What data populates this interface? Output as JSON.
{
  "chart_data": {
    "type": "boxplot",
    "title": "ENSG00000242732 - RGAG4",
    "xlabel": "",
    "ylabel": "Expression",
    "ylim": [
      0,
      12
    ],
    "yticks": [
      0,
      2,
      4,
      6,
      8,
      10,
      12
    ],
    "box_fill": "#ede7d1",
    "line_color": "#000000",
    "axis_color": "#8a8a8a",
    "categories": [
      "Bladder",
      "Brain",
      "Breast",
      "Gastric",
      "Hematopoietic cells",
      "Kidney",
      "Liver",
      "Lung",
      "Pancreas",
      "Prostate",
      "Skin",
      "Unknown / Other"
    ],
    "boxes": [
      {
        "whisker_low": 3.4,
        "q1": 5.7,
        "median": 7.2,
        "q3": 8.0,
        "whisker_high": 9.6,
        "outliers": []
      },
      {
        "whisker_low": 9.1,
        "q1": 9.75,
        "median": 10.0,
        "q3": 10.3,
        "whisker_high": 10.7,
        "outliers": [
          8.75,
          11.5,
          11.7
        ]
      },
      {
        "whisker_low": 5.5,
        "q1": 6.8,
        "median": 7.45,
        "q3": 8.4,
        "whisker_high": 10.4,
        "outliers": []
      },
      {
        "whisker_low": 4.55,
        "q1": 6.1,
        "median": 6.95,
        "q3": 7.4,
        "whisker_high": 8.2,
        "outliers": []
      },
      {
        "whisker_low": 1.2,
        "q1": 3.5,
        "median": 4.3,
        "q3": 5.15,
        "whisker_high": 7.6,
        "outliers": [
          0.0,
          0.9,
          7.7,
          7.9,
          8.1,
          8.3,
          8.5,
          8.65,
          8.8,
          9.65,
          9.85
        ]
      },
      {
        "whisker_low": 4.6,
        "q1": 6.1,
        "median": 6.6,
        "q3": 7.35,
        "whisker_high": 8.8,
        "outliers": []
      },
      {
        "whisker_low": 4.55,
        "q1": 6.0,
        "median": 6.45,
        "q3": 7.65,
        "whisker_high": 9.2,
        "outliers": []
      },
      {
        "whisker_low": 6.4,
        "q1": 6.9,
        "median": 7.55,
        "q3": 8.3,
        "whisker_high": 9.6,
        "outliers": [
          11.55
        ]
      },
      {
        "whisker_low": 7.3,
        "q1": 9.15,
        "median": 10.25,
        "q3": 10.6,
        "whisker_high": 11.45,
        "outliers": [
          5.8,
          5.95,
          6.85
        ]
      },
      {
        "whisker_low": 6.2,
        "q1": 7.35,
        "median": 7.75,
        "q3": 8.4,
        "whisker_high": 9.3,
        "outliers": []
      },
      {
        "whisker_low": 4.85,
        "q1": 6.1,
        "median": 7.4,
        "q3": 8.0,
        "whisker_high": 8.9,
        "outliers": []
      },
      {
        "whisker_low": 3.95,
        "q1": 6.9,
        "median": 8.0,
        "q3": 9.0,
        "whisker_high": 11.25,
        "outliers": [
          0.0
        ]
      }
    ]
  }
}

• • • • •

HOW TO COMPLETE THIS TASK: Find every line in the listing that holds the string "median", then say how many there are as a bare number.

SOLUTION BELOW: 12